## Start GIVEN ENTRIES

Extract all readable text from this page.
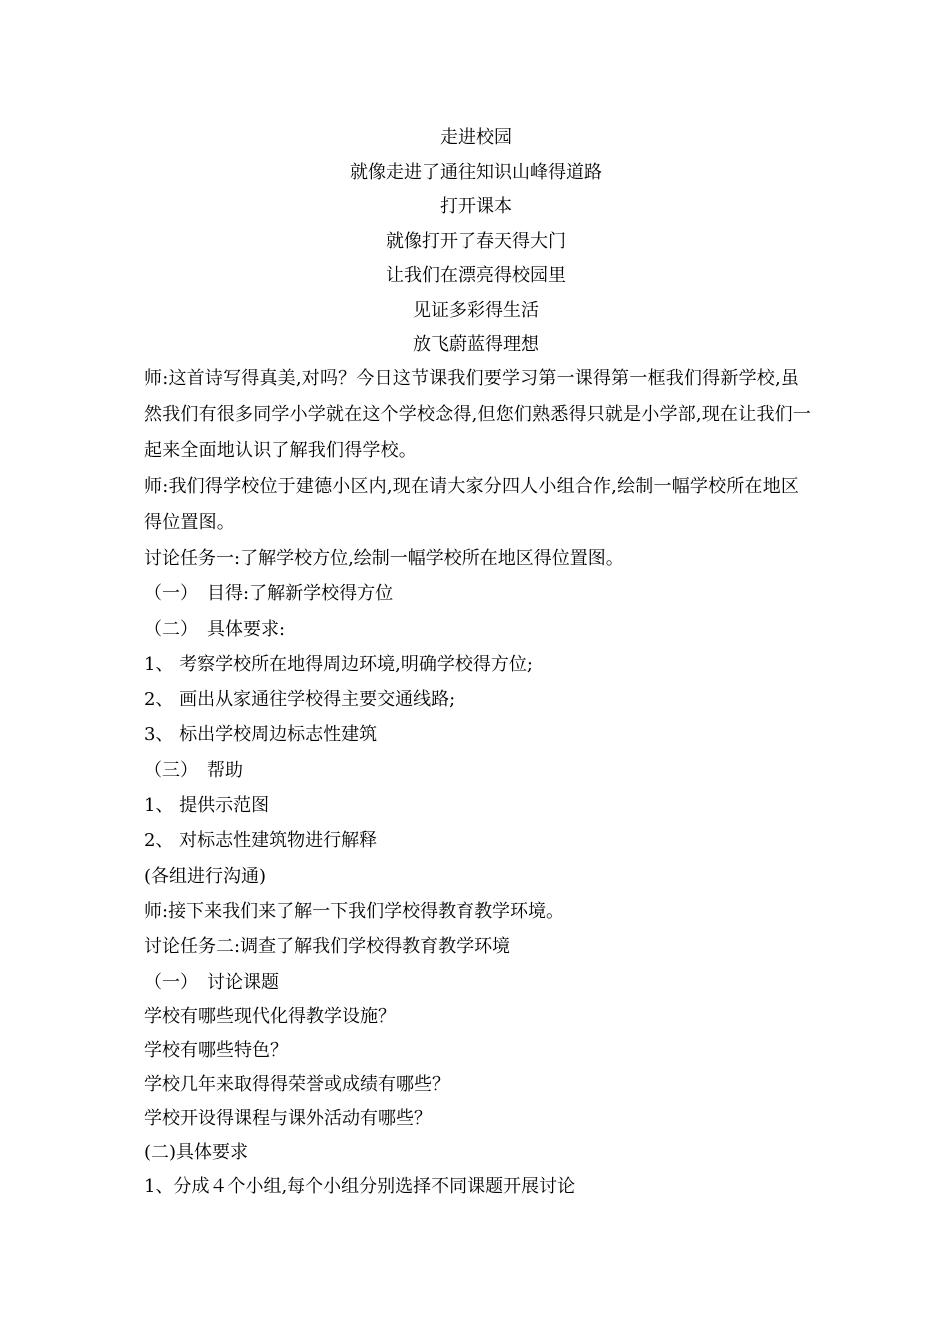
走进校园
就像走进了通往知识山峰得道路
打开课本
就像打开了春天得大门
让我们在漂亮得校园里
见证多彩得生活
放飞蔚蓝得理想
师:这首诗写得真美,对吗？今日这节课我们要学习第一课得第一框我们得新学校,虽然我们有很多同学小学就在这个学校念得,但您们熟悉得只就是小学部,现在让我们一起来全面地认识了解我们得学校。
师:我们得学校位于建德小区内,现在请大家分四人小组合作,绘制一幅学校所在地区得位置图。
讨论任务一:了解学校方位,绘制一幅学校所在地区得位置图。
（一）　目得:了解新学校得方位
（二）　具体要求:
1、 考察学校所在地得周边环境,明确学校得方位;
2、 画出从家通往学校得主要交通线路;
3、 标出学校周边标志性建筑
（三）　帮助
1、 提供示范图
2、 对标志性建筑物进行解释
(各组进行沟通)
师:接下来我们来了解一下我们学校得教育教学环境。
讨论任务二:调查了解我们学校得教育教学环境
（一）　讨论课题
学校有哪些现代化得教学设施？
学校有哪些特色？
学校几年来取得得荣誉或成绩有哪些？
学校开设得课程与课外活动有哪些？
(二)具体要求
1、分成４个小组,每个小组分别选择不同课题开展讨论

## End GIVEN ENTRIES

* _THE REQUEST_:
The listing above needs to be output again exactly. Don't include the pictures.

* _RESULT_:
Extract all readable text from this page.
走进校园
就像走进了通往知识山峰得道路
打开课本
就像打开了春天得大门
让我们在漂亮得校园里
见证多彩得生活
放飞蔚蓝得理想
师:这首诗写得真美,对吗？今日这节课我们要学习第一课得第一框我们得新学校,虽然我们有很多同学小学就在这个学校念得,但您们熟悉得只就是小学部,现在让我们一起来全面地认识了解我们得学校。
师:我们得学校位于建德小区内,现在请大家分四人小组合作,绘制一幅学校所在地区得位置图。
讨论任务一:了解学校方位,绘制一幅学校所在地区得位置图。
（一）　目得:了解新学校得方位
（二）　具体要求:
1、 考察学校所在地得周边环境,明确学校得方位;
2、 画出从家通往学校得主要交通线路;
3、 标出学校周边标志性建筑
（三）　帮助
1、 提供示范图
2、 对标志性建筑物进行解释
(各组进行沟通)
师:接下来我们来了解一下我们学校得教育教学环境。
讨论任务二:调查了解我们学校得教育教学环境
（一）　讨论课题
学校有哪些现代化得教学设施？
学校有哪些特色？
学校几年来取得得荣誉或成绩有哪些？
学校开设得课程与课外活动有哪些？
(二)具体要求
1、分成４个小组,每个小组分别选择不同课题开展讨论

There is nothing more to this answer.